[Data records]
* * *

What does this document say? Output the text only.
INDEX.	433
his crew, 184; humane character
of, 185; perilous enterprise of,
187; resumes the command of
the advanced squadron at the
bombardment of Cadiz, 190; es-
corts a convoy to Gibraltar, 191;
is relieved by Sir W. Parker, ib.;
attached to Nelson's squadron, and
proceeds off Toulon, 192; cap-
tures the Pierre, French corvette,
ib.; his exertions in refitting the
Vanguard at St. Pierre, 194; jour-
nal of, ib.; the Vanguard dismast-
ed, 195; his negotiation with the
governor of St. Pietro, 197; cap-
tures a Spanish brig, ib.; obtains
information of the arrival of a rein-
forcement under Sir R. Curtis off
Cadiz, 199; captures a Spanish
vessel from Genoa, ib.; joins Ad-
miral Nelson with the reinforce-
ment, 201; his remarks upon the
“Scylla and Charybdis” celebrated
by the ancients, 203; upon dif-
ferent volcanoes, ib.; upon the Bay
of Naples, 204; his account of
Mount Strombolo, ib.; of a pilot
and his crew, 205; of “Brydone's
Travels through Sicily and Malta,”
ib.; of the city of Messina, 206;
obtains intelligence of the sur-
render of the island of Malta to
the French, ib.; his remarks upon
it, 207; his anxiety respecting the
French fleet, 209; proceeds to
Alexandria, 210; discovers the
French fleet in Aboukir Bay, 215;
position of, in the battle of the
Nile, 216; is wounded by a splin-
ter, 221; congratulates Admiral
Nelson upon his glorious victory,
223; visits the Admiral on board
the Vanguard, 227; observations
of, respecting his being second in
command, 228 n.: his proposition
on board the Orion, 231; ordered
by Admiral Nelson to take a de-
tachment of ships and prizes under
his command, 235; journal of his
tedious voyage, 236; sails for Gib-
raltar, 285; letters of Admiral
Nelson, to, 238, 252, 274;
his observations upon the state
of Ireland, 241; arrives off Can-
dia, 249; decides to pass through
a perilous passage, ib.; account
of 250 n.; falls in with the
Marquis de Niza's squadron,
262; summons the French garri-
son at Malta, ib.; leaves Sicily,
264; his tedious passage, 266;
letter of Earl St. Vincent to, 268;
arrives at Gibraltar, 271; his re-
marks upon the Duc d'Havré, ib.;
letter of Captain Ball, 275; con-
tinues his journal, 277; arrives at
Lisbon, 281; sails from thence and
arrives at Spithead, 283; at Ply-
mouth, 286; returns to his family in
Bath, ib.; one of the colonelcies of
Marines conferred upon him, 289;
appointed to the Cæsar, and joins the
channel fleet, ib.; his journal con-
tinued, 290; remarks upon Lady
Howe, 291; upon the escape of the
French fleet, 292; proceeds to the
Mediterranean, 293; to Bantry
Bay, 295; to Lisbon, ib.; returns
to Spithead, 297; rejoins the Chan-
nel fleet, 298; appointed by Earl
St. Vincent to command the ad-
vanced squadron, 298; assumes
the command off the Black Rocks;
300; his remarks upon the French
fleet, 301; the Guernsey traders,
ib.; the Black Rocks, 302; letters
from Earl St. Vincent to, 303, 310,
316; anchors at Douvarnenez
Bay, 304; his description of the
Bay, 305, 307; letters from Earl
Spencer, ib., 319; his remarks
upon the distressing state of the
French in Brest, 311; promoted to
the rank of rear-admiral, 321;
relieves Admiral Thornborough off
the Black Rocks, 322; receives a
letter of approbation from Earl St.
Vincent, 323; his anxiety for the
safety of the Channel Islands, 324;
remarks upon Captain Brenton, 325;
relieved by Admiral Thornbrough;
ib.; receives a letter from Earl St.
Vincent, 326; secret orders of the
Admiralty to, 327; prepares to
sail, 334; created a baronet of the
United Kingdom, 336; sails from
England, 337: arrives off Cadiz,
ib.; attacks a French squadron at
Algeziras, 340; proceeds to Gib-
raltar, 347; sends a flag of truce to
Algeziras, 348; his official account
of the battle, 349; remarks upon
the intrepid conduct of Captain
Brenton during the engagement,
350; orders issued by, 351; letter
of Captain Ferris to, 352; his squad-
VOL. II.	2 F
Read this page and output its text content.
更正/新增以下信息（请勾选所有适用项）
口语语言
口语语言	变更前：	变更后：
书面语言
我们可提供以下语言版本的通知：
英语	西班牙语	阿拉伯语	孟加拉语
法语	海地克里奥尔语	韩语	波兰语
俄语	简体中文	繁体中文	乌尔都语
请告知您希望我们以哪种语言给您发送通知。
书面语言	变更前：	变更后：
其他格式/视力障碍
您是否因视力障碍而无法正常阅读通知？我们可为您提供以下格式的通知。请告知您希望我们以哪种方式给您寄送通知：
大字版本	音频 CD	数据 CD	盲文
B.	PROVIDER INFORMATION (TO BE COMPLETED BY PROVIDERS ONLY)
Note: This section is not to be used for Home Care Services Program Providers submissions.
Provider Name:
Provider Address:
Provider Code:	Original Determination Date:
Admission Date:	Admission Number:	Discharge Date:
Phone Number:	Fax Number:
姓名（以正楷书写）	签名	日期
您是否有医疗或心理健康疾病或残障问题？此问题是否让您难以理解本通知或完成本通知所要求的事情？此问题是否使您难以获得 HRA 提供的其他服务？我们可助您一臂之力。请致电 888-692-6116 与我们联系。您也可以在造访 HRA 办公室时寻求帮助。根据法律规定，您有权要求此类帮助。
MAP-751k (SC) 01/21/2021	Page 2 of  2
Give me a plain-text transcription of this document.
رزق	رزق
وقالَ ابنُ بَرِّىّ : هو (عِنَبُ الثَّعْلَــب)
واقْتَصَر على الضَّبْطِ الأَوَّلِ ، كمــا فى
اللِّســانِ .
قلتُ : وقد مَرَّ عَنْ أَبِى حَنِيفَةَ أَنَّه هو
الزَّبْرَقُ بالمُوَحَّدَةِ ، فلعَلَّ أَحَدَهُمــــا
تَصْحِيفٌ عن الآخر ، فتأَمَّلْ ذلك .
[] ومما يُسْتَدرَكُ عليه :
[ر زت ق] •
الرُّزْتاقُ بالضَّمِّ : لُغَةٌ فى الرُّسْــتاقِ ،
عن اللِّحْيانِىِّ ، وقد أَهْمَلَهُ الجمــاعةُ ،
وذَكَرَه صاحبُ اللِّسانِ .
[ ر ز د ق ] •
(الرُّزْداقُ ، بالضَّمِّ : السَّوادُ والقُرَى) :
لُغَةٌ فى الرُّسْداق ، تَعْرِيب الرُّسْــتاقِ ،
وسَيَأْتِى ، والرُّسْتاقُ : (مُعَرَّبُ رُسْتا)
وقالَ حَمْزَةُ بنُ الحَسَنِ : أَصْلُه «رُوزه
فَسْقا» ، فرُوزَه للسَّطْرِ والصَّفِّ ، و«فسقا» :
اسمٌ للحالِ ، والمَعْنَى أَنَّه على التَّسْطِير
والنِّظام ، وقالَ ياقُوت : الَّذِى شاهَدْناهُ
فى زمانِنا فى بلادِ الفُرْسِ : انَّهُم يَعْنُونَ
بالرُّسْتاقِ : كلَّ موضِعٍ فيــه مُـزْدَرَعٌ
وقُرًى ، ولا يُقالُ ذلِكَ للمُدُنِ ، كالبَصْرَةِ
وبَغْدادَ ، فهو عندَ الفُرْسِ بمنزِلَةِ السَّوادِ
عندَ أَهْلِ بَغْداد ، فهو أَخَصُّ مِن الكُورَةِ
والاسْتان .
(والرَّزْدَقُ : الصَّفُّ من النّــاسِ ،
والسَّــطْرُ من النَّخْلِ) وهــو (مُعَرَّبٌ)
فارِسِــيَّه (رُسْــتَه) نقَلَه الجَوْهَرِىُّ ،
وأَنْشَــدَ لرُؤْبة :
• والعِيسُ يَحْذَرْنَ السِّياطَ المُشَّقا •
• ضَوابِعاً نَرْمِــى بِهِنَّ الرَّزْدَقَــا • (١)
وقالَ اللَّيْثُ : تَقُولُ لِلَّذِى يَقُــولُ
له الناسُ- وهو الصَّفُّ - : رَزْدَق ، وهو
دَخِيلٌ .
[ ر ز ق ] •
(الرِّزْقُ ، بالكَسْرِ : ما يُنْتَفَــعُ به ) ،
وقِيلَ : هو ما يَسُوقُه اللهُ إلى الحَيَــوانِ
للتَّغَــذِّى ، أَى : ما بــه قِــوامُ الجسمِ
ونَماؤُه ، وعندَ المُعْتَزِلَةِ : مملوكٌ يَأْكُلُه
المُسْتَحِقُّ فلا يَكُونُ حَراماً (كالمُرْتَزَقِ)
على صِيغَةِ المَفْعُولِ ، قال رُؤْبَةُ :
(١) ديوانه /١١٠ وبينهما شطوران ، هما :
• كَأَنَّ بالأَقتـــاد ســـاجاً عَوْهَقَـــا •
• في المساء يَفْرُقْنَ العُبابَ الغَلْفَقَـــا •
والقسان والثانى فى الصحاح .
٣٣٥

* * *

> _Stated problem_:
Pull out every line above that holds the word "fleet".

> _Response_:
French fleet, 209; proceeds to
French fleet in Aboukir Bay, 215;
channel fleet, ib.; his journal con-
French fleet, 292; proceeds to the
nel fleet, 298; appointed by Earl
fleet, 301; the Guernsey traders,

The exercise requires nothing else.